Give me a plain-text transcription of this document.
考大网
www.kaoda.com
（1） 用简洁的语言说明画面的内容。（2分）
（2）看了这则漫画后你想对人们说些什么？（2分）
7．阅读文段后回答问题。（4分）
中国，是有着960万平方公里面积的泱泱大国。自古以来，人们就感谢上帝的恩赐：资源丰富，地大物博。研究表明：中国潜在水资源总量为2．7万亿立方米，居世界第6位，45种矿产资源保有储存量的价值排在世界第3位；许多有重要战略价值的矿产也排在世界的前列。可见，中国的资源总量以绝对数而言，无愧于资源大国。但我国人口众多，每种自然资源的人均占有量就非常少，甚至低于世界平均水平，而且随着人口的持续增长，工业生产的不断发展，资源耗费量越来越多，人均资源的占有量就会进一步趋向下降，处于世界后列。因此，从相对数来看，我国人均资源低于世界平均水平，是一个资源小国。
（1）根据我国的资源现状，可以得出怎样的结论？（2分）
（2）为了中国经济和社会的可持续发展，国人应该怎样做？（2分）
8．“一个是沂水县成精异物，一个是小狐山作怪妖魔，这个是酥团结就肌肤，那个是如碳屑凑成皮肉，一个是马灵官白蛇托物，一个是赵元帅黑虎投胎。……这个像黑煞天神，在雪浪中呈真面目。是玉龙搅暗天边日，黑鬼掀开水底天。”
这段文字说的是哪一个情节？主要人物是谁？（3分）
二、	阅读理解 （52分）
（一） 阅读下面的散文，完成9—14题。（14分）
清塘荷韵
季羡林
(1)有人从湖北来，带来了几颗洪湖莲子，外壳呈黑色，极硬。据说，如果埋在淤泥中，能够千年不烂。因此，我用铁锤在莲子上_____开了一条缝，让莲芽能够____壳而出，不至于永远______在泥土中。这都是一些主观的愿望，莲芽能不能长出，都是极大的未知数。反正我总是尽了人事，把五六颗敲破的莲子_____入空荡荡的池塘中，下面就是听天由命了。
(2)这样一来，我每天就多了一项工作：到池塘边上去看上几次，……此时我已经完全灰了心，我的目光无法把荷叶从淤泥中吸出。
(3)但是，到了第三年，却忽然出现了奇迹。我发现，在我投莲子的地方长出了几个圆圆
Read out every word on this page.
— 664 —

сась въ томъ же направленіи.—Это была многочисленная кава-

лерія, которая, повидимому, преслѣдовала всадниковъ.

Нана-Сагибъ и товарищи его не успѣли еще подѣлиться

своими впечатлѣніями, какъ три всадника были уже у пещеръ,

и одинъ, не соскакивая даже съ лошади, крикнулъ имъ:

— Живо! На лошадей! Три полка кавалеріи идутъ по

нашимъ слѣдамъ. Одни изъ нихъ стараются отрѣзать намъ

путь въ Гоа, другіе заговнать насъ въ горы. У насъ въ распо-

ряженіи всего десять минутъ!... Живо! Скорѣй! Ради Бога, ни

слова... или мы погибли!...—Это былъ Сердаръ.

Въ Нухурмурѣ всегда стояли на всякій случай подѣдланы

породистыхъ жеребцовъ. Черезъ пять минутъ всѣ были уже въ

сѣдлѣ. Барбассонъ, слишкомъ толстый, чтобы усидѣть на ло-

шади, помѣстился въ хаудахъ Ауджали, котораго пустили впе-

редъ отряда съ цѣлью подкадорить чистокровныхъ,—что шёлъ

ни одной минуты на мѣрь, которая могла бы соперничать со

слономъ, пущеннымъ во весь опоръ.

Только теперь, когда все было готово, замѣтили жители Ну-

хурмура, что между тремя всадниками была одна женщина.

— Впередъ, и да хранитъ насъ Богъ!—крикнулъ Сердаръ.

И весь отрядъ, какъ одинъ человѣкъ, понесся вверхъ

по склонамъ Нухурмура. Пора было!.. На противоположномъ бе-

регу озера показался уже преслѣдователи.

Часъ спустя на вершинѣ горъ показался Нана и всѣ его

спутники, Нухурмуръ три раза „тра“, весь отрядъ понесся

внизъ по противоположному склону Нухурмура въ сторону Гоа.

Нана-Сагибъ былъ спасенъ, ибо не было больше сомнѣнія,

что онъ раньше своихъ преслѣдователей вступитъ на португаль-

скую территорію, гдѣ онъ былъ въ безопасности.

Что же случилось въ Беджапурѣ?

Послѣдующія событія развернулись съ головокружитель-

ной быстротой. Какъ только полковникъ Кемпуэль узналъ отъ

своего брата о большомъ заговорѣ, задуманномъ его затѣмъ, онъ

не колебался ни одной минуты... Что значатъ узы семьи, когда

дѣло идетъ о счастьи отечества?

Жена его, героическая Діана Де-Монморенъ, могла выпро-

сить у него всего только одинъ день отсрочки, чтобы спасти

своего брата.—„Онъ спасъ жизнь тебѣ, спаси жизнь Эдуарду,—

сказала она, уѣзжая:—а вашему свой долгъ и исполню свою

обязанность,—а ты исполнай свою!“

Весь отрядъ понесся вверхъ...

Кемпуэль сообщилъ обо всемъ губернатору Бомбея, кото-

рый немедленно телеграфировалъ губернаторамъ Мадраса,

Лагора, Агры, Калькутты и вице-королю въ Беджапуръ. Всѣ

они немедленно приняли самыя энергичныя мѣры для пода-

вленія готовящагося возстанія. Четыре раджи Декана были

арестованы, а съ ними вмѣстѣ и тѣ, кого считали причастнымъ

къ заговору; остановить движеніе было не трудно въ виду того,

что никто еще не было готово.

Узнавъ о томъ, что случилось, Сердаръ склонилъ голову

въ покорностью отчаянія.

========================

AIM: Return every line in the listing that contains the word "Кемпуэль".

SOLVED PROBLEM:
ной быстротой. Какъ только полковникъ Кемпуэль узналъ отъ
Кемпуэль сообщилъ обо всемъ губернатору Бомбея, кото-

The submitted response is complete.